— Begin LISTED ENTRIES —
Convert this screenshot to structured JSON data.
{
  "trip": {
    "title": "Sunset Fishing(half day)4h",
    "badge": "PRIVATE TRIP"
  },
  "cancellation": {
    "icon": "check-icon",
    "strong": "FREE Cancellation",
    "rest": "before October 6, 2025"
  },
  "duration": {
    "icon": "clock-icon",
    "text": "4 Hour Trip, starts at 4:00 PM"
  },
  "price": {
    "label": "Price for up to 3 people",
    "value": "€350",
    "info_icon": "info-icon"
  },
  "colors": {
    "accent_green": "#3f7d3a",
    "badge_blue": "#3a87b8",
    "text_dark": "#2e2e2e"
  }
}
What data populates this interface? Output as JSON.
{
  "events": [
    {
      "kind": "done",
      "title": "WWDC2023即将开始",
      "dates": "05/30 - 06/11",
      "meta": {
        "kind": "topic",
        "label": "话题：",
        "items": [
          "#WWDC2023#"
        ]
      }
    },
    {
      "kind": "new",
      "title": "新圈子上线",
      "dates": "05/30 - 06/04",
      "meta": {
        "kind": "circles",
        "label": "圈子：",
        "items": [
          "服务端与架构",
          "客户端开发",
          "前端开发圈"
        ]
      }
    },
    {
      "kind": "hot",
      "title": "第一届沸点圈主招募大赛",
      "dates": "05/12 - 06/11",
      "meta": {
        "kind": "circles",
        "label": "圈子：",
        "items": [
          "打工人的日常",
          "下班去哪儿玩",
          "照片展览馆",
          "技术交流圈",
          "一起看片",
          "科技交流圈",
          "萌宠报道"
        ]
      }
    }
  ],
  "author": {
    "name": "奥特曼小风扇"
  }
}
— End LISTED ENTRIES —
Quote only the lines from the line containing "What data populates" through the end of the listing, please, keeping both the first and the last line.

What data populates this interface? Output as JSON.
{
  "events": [
    {
      "kind": "done",
      "title": "WWDC2023即将开始",
      "dates": "05/30 - 06/11",
      "meta": {
        "kind": "topic",
        "label": "话题：",
        "items": [
          "#WWDC2023#"
        ]
      }
    },
    {
      "kind": "new",
      "title": "新圈子上线",
      "dates": "05/30 - 06/04",
      "meta": {
        "kind": "circles",
        "label": "圈子：",
        "items": [
          "服务端与架构",
          "客户端开发",
          "前端开发圈"
        ]
      }
    },
    {
      "kind": "hot",
      "title": "第一届沸点圈主招募大赛",
      "dates": "05/12 - 06/11",
      "meta": {
        "kind": "circles",
        "label": "圈子：",
        "items": [
          "打工人的日常",
          "下班去哪儿玩",
          "照片展览馆",
          "技术交流圈",
          "一起看片",
          "科技交流圈",
          "萌宠报道"
        ]
      }
    }
  ],
  "author": {
    "name": "奥特曼小风扇"
  }
}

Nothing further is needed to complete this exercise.